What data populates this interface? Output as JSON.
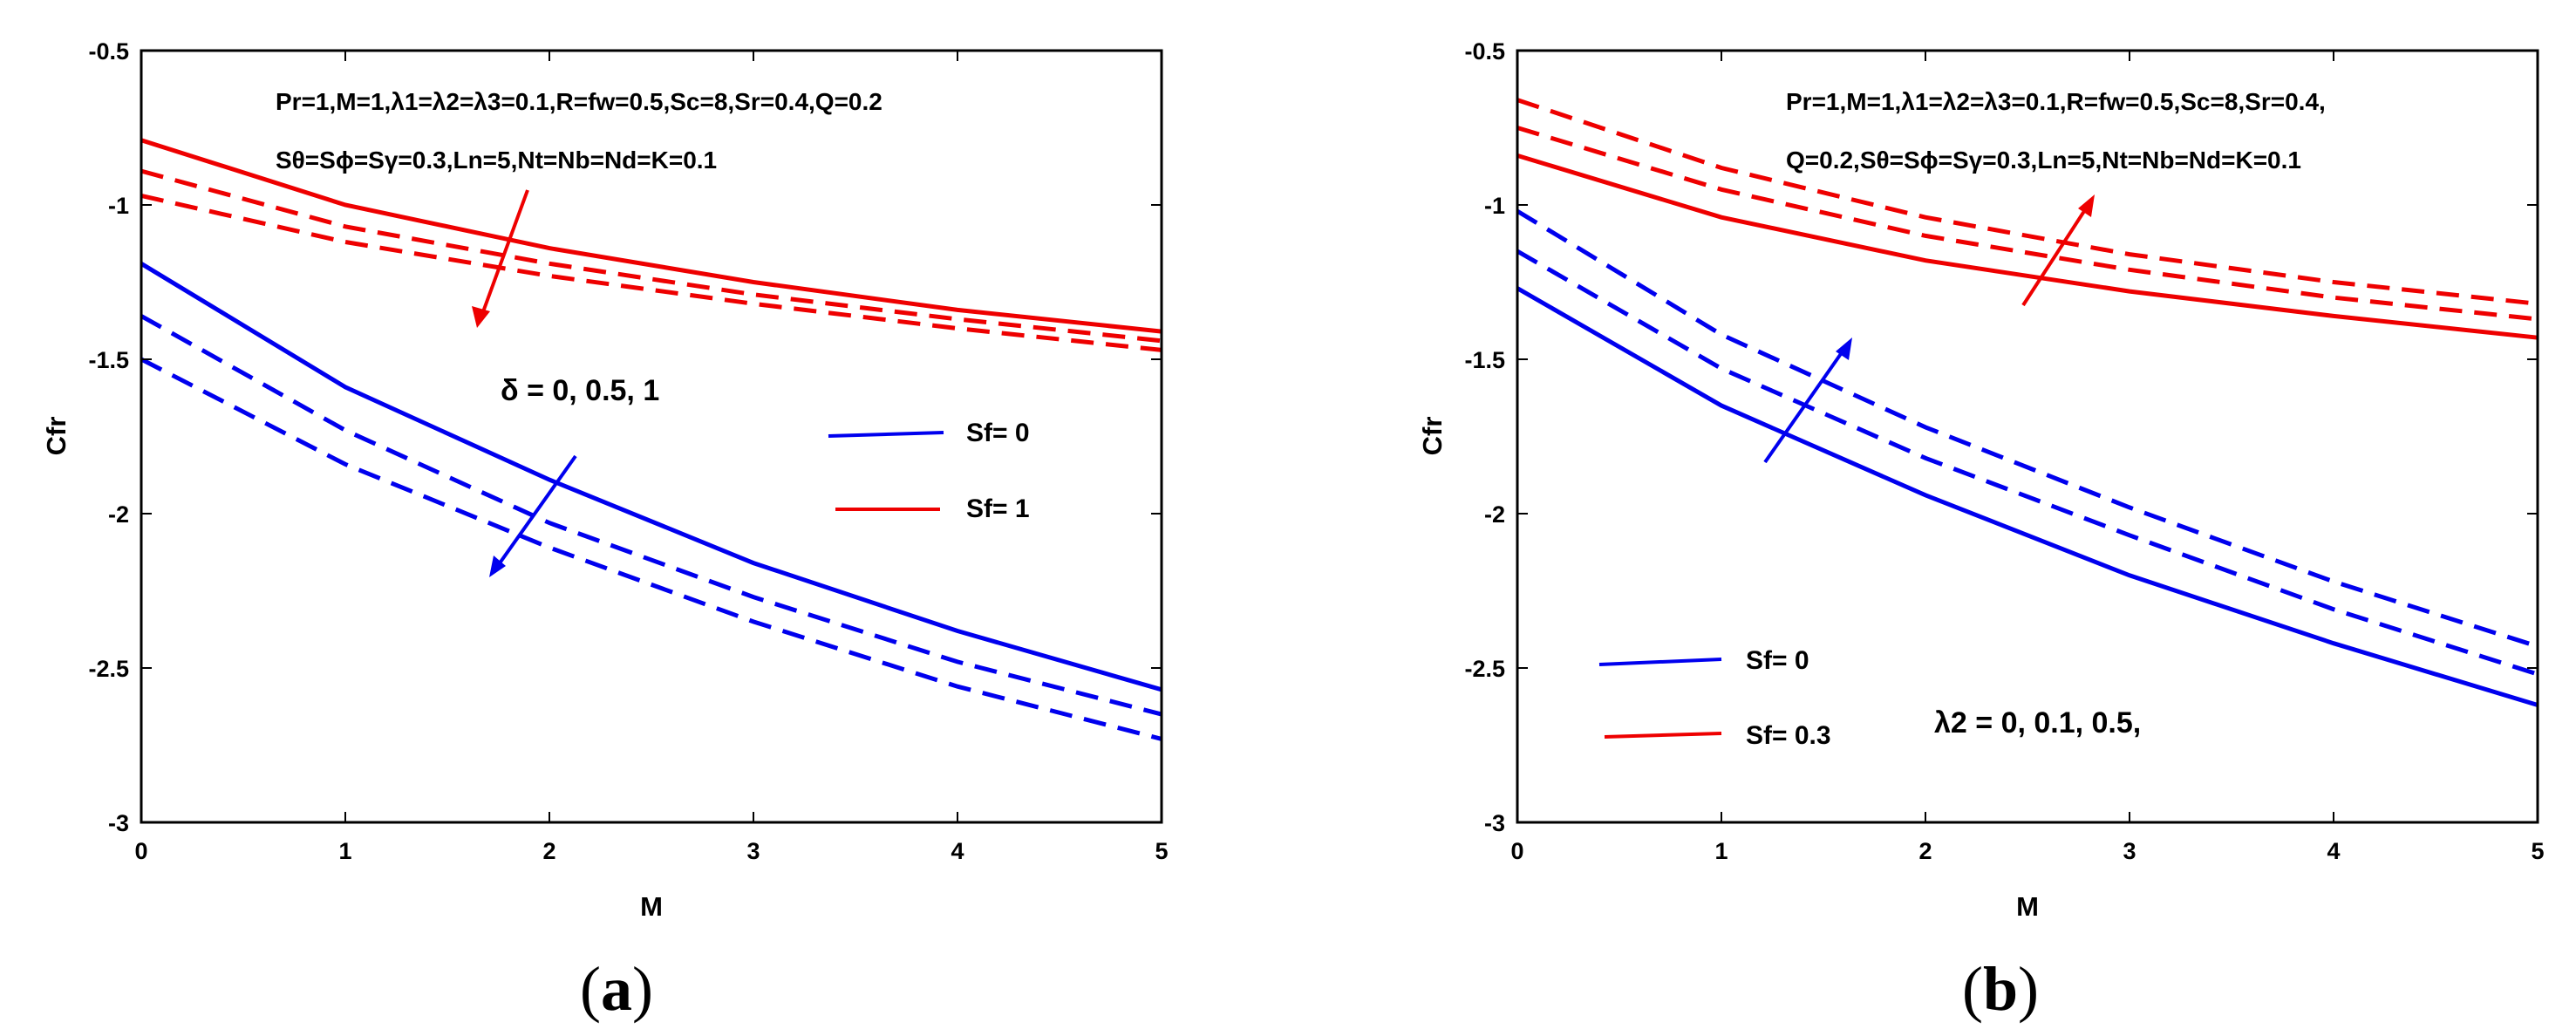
{
  "chart_data": [
    {
      "type": "line",
      "panel": "a",
      "caption_letter": "a",
      "xlabel": "M",
      "ylabel": "Cfr",
      "xlim": [
        0,
        5
      ],
      "ylim": [
        -3,
        -0.5
      ],
      "xticks": [
        0,
        1,
        2,
        3,
        4,
        5
      ],
      "xtick_labels": [
        "0",
        "1",
        "2",
        "3",
        "4",
        "5"
      ],
      "yticks": [
        -0.5,
        -1,
        -1.5,
        -2,
        -2.5,
        -3
      ],
      "ytick_labels": [
        "-0.5",
        "-1",
        "-1.5",
        "-2",
        "-2.5",
        "-3"
      ],
      "param_lines": [
        "Pr=1,M=1,λ1=λ2=λ3=0.1,R=fw=0.5,Sc=8,Sr=0.4,Q=0.2",
        "Sθ=Sϕ=Sγ=0.3,Ln=5,Nt=Nb=Nd=K=0.1"
      ],
      "varied_label": "δ = 0, 0.5, 1",
      "legend": [
        {
          "label": "Sf= 0",
          "color": "#0000ee"
        },
        {
          "label": "Sf= 1",
          "color": "#ee0000"
        }
      ],
      "x": [
        0,
        1,
        2,
        3,
        4,
        5
      ],
      "series": [
        {
          "name": "Sf=1, δ=0",
          "color": "#ee0000",
          "dash": "solid",
          "values": [
            -0.79,
            -1.0,
            -1.14,
            -1.25,
            -1.34,
            -1.41
          ]
        },
        {
          "name": "Sf=1, δ=0.5",
          "color": "#ee0000",
          "dash": "dashed",
          "values": [
            -0.89,
            -1.07,
            -1.19,
            -1.29,
            -1.37,
            -1.44
          ]
        },
        {
          "name": "Sf=1, δ=1",
          "color": "#ee0000",
          "dash": "dashed",
          "values": [
            -0.97,
            -1.12,
            -1.23,
            -1.32,
            -1.4,
            -1.47
          ]
        },
        {
          "name": "Sf=0, δ=0",
          "color": "#0000ee",
          "dash": "solid",
          "values": [
            -1.19,
            -1.59,
            -1.89,
            -2.16,
            -2.38,
            -2.57
          ]
        },
        {
          "name": "Sf=0, δ=0.5",
          "color": "#0000ee",
          "dash": "dashed",
          "values": [
            -1.36,
            -1.73,
            -2.03,
            -2.27,
            -2.48,
            -2.65
          ]
        },
        {
          "name": "Sf=0, δ=1",
          "color": "#0000ee",
          "dash": "dashed",
          "values": [
            -1.5,
            -1.84,
            -2.11,
            -2.35,
            -2.56,
            -2.73
          ]
        }
      ]
    },
    {
      "type": "line",
      "panel": "b",
      "caption_letter": "b",
      "xlabel": "M",
      "ylabel": "Cfr",
      "xlim": [
        0,
        5
      ],
      "ylim": [
        -3,
        -0.5
      ],
      "xticks": [
        0,
        1,
        2,
        3,
        4,
        5
      ],
      "xtick_labels": [
        "0",
        "1",
        "2",
        "3",
        "4",
        "5"
      ],
      "yticks": [
        -0.5,
        -1,
        -1.5,
        -2,
        -2.5,
        -3
      ],
      "ytick_labels": [
        "-0.5",
        "-1",
        "-1.5",
        "-2",
        "-2.5",
        "-3"
      ],
      "param_lines": [
        "Pr=1,M=1,λ1=λ2=λ3=0.1,R=fw=0.5,Sc=8,Sr=0.4,",
        "Q=0.2,Sθ=Sϕ=Sγ=0.3,Ln=5,Nt=Nb=Nd=K=0.1"
      ],
      "varied_label": "λ2 = 0, 0.1, 0.5,",
      "legend": [
        {
          "label": "Sf= 0",
          "color": "#0000ee"
        },
        {
          "label": "Sf= 0.3",
          "color": "#ee0000"
        }
      ],
      "x": [
        0,
        1,
        2,
        3,
        4,
        5
      ],
      "series": [
        {
          "name": "Sf=0.3, λ2=0",
          "color": "#ee0000",
          "dash": "solid",
          "values": [
            -0.84,
            -1.04,
            -1.18,
            -1.28,
            -1.36,
            -1.43
          ]
        },
        {
          "name": "Sf=0.3, λ2=0.1",
          "color": "#ee0000",
          "dash": "dashed",
          "values": [
            -0.75,
            -0.95,
            -1.1,
            -1.21,
            -1.3,
            -1.37
          ]
        },
        {
          "name": "Sf=0.3, λ2=0.5",
          "color": "#ee0000",
          "dash": "dashed",
          "values": [
            -0.66,
            -0.88,
            -1.04,
            -1.16,
            -1.25,
            -1.32
          ]
        },
        {
          "name": "Sf=0, λ2=0",
          "color": "#0000ee",
          "dash": "solid",
          "values": [
            -1.27,
            -1.65,
            -1.94,
            -2.2,
            -2.42,
            -2.62
          ]
        },
        {
          "name": "Sf=0, λ2=0.1",
          "color": "#0000ee",
          "dash": "dashed",
          "values": [
            -1.15,
            -1.53,
            -1.82,
            -2.07,
            -2.31,
            -2.52
          ]
        },
        {
          "name": "Sf=0, λ2=0.5",
          "color": "#0000ee",
          "dash": "dashed",
          "values": [
            -1.02,
            -1.42,
            -1.72,
            -1.98,
            -2.22,
            -2.43
          ]
        }
      ]
    }
  ]
}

What needs to be done. Pictures in the data above should not be copied; transcribe everything else exactly.

Task solution.
What data populates this interface? Output as JSON.
{
  "chart_data": [
    {
      "type": "line",
      "panel": "a",
      "caption_letter": "a",
      "xlabel": "M",
      "ylabel": "Cfr",
      "xlim": [
        0,
        5
      ],
      "ylim": [
        -3,
        -0.5
      ],
      "xticks": [
        0,
        1,
        2,
        3,
        4,
        5
      ],
      "xtick_labels": [
        "0",
        "1",
        "2",
        "3",
        "4",
        "5"
      ],
      "yticks": [
        -0.5,
        -1,
        -1.5,
        -2,
        -2.5,
        -3
      ],
      "ytick_labels": [
        "-0.5",
        "-1",
        "-1.5",
        "-2",
        "-2.5",
        "-3"
      ],
      "param_lines": [
        "Pr=1,M=1,λ1=λ2=λ3=0.1,R=fw=0.5,Sc=8,Sr=0.4,Q=0.2",
        "Sθ=Sϕ=Sγ=0.3,Ln=5,Nt=Nb=Nd=K=0.1"
      ],
      "varied_label": "δ = 0, 0.5, 1",
      "legend": [
        {
          "label": "Sf= 0",
          "color": "#0000ee"
        },
        {
          "label": "Sf= 1",
          "color": "#ee0000"
        }
      ],
      "x": [
        0,
        1,
        2,
        3,
        4,
        5
      ],
      "series": [
        {
          "name": "Sf=1, δ=0",
          "color": "#ee0000",
          "dash": "solid",
          "values": [
            -0.79,
            -1.0,
            -1.14,
            -1.25,
            -1.34,
            -1.41
          ]
        },
        {
          "name": "Sf=1, δ=0.5",
          "color": "#ee0000",
          "dash": "dashed",
          "values": [
            -0.89,
            -1.07,
            -1.19,
            -1.29,
            -1.37,
            -1.44
          ]
        },
        {
          "name": "Sf=1, δ=1",
          "color": "#ee0000",
          "dash": "dashed",
          "values": [
            -0.97,
            -1.12,
            -1.23,
            -1.32,
            -1.4,
            -1.47
          ]
        },
        {
          "name": "Sf=0, δ=0",
          "color": "#0000ee",
          "dash": "solid",
          "values": [
            -1.19,
            -1.59,
            -1.89,
            -2.16,
            -2.38,
            -2.57
          ]
        },
        {
          "name": "Sf=0, δ=0.5",
          "color": "#0000ee",
          "dash": "dashed",
          "values": [
            -1.36,
            -1.73,
            -2.03,
            -2.27,
            -2.48,
            -2.65
          ]
        },
        {
          "name": "Sf=0, δ=1",
          "color": "#0000ee",
          "dash": "dashed",
          "values": [
            -1.5,
            -1.84,
            -2.11,
            -2.35,
            -2.56,
            -2.73
          ]
        }
      ]
    },
    {
      "type": "line",
      "panel": "b",
      "caption_letter": "b",
      "xlabel": "M",
      "ylabel": "Cfr",
      "xlim": [
        0,
        5
      ],
      "ylim": [
        -3,
        -0.5
      ],
      "xticks": [
        0,
        1,
        2,
        3,
        4,
        5
      ],
      "xtick_labels": [
        "0",
        "1",
        "2",
        "3",
        "4",
        "5"
      ],
      "yticks": [
        -0.5,
        -1,
        -1.5,
        -2,
        -2.5,
        -3
      ],
      "ytick_labels": [
        "-0.5",
        "-1",
        "-1.5",
        "-2",
        "-2.5",
        "-3"
      ],
      "param_lines": [
        "Pr=1,M=1,λ1=λ2=λ3=0.1,R=fw=0.5,Sc=8,Sr=0.4,",
        "Q=0.2,Sθ=Sϕ=Sγ=0.3,Ln=5,Nt=Nb=Nd=K=0.1"
      ],
      "varied_label": "λ2 = 0, 0.1, 0.5,",
      "legend": [
        {
          "label": "Sf= 0",
          "color": "#0000ee"
        },
        {
          "label": "Sf= 0.3",
          "color": "#ee0000"
        }
      ],
      "x": [
        0,
        1,
        2,
        3,
        4,
        5
      ],
      "series": [
        {
          "name": "Sf=0.3, λ2=0",
          "color": "#ee0000",
          "dash": "solid",
          "values": [
            -0.84,
            -1.04,
            -1.18,
            -1.28,
            -1.36,
            -1.43
          ]
        },
        {
          "name": "Sf=0.3, λ2=0.1",
          "color": "#ee0000",
          "dash": "dashed",
          "values": [
            -0.75,
            -0.95,
            -1.1,
            -1.21,
            -1.3,
            -1.37
          ]
        },
        {
          "name": "Sf=0.3, λ2=0.5",
          "color": "#ee0000",
          "dash": "dashed",
          "values": [
            -0.66,
            -0.88,
            -1.04,
            -1.16,
            -1.25,
            -1.32
          ]
        },
        {
          "name": "Sf=0, λ2=0",
          "color": "#0000ee",
          "dash": "solid",
          "values": [
            -1.27,
            -1.65,
            -1.94,
            -2.2,
            -2.42,
            -2.62
          ]
        },
        {
          "name": "Sf=0, λ2=0.1",
          "color": "#0000ee",
          "dash": "dashed",
          "values": [
            -1.15,
            -1.53,
            -1.82,
            -2.07,
            -2.31,
            -2.52
          ]
        },
        {
          "name": "Sf=0, λ2=0.5",
          "color": "#0000ee",
          "dash": "dashed",
          "values": [
            -1.02,
            -1.42,
            -1.72,
            -1.98,
            -2.22,
            -2.43
          ]
        }
      ]
    }
  ]
}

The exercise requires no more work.